§ Reading text

The Crédit Foncier de l'Indochine was created in 1923, with a capital of 6,000,000 francs. Its main sponsor was financier Octave Homberg through his Société Financière Française et Coloniale (SFFC), with support from the Banque de l'Indochine and the Brussels-based Crédit Foncier d'Extrême-Orient. Former colonial governor Ernest Roume became its chairman (président), and Homberg the deputy chairman. It was the first mortgage bank established in French Indochina, and became the preferred intermediary of the Banque de l'Indochine for construction and real estate in the territory. It soon opened agencies in Hanoi and Saigon, as well as a sub-agency in Haiphong, and later in the 1920s, in Phnom Penh.

In 1928, the CFI participated in the creation of the Crédit Foncier de l'Ouest Africain (CFOA) which was also initially led by Roume. That same year, it established a branch in Bangkok, which was eventually liquidated in 1935, and established a subsidiary, the Union Immobilière Indochinoise, which it absorbed back in 1937. In late 1929, it completed a major building at 89 boulevard Francis-Garnier (later Phố Đinh Tiên Hoàng) in Hanoi, which hosted retail outlets as well as its own offices and those of the SFFC. In 1936, it moved its Parisian head office to a new building at 9, rue Louis-Murat.

Following World War II, the CFI diversified its property portfolio beyond French Indochina, mostly in Metropolitan France and French Africa. In the early 1950s, it again moved to a new head office to 23, avenue Kléber in Paris. In 1954, it lost control of its assets and operations in North Vietnam. By end-1954, the CFI estimated that 60 percent of its assets (by value) were located outside of French Indochina.

§ Study material
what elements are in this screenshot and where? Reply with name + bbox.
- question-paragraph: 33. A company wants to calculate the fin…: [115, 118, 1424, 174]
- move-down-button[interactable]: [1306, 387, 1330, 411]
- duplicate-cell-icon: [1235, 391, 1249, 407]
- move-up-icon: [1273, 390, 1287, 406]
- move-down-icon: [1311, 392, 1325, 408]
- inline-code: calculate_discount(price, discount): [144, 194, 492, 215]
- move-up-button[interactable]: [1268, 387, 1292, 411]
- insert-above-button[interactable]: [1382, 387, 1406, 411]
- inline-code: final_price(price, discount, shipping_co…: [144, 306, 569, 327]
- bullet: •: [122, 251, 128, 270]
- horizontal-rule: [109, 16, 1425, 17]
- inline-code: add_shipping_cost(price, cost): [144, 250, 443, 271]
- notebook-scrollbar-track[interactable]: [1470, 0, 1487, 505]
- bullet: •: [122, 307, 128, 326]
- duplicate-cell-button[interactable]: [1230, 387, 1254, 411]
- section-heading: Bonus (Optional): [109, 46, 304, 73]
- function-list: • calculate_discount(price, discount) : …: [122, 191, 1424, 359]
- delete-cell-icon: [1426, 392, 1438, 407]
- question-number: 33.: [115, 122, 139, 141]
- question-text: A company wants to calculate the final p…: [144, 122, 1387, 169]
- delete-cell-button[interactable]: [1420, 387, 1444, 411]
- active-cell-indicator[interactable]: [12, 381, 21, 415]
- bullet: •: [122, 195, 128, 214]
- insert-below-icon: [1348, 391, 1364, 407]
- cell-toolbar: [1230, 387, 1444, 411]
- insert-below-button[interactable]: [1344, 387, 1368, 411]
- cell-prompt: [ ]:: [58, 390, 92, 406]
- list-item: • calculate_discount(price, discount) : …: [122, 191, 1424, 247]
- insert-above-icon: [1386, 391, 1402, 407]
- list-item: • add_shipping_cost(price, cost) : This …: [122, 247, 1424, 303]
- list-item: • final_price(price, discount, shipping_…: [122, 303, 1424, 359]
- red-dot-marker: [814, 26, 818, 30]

§ Prompt
Copy the section of the passage on the Crédit Foncier de l'Indochine that starts with "In 1928, the" and ends with "9, rue Louis-Murat.", changing "Bangkok" to "Rangoon".

§ Result of this task
In 1928, the CFI participated in the creation of the Crédit Foncier de l'Ouest Africain (CFOA) which was also initially led by Roume. That same year, it established a branch in Rangoon, which was eventually liquidated in 1935, and established a subsidiary, the Union Immobilière Indochinoise, which it absorbed back in 1937. In late 1929, it completed a major building at 89 boulevard Francis-Garnier (later Phố Đinh Tiên Hoàng) in Hanoi, which hosted retail outlets as well as its own offices and those of the SFFC. In 1936, it moved its Parisian head office to a new building at 9, rue Louis-Murat.